Dataset entries
- - -
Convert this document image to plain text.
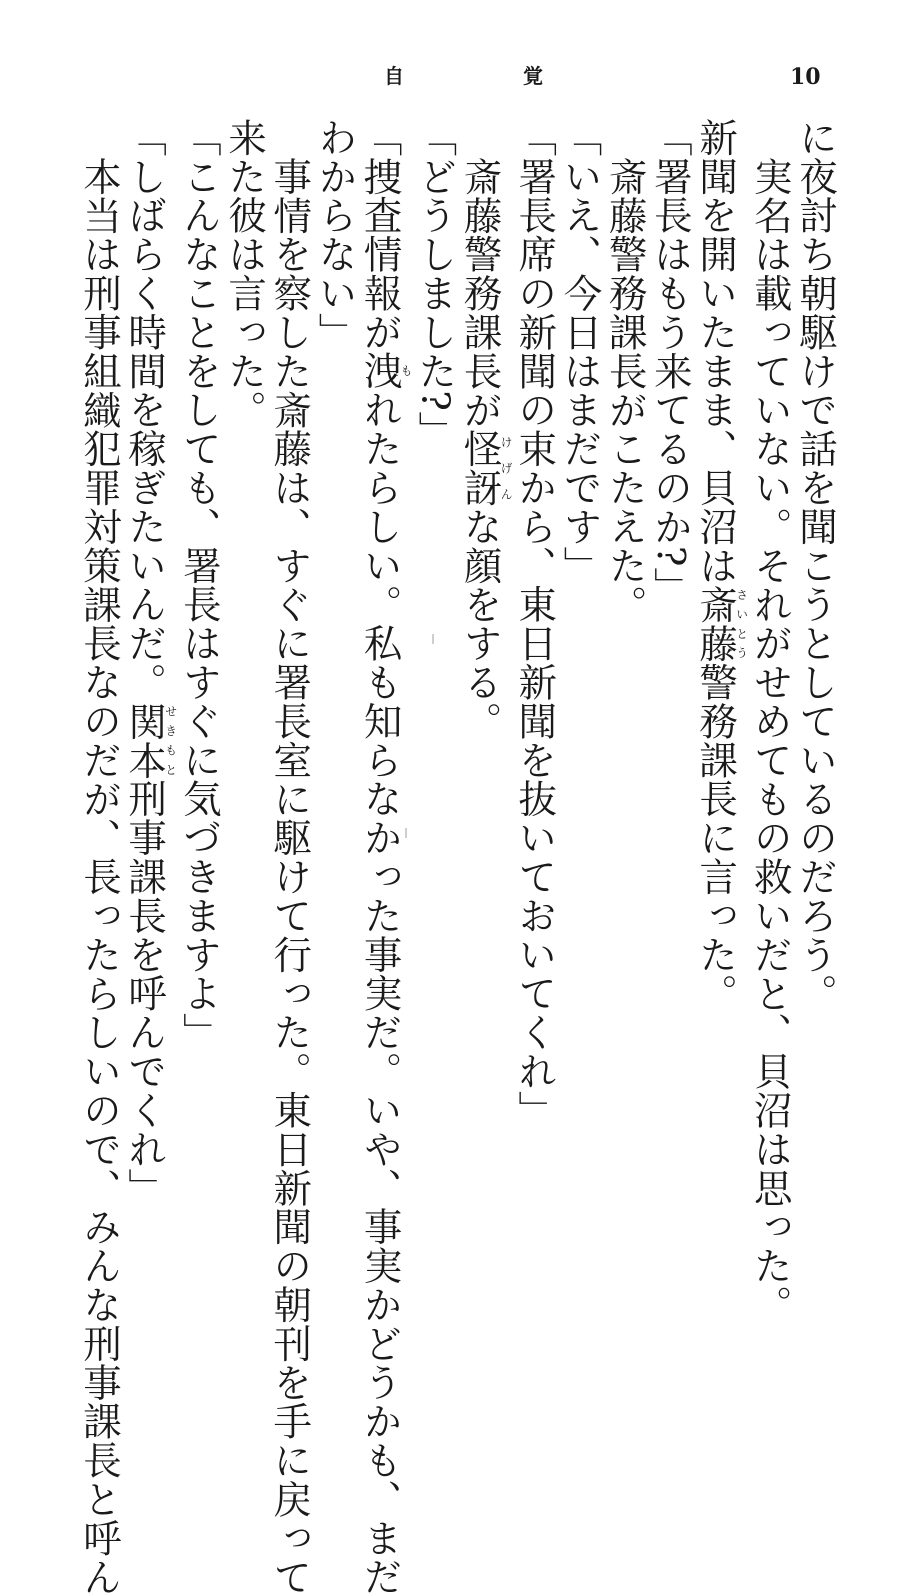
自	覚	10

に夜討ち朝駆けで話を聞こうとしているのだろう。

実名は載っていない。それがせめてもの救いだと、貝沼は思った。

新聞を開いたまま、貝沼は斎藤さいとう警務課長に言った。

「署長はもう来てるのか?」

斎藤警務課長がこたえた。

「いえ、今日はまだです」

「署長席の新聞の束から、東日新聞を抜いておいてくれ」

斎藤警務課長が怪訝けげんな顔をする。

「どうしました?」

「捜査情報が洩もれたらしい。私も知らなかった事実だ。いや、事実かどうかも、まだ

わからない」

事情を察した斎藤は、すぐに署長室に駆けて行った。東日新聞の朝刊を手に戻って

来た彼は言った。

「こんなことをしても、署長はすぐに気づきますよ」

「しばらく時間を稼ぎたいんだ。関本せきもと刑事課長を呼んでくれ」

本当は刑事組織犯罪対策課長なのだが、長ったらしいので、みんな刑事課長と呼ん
- - -
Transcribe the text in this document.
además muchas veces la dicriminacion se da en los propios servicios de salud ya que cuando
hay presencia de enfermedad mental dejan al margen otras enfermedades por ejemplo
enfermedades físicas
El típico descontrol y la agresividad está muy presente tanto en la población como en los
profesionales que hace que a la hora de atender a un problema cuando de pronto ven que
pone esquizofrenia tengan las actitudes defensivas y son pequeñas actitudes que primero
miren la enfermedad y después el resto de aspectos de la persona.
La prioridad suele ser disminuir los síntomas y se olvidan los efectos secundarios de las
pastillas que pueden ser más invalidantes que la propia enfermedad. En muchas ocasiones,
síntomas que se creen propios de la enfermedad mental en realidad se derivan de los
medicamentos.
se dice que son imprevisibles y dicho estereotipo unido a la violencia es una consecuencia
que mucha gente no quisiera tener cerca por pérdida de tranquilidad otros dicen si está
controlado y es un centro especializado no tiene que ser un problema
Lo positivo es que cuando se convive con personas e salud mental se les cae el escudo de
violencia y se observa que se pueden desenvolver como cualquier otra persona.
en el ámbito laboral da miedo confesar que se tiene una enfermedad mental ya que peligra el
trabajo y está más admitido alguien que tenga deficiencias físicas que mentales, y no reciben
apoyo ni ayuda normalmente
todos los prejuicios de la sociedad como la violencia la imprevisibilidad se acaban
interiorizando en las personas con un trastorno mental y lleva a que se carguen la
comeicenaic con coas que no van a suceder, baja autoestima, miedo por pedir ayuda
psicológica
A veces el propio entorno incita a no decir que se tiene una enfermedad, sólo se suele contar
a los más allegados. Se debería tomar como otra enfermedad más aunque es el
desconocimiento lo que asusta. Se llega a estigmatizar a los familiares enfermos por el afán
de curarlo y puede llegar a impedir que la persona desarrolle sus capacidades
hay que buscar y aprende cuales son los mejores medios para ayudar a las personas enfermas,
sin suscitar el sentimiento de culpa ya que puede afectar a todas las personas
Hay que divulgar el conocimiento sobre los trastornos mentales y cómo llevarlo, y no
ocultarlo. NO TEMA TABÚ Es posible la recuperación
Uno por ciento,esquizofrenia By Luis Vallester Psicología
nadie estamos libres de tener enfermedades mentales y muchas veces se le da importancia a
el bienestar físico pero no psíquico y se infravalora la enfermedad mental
- - -
Using the records above, list each line that includes "propios".

además muchas veces la dicriminacion se da en los propios servicios de salud ya que cuando
síntomas que se creen propios de la enfermedad mental en realidad se derivan de los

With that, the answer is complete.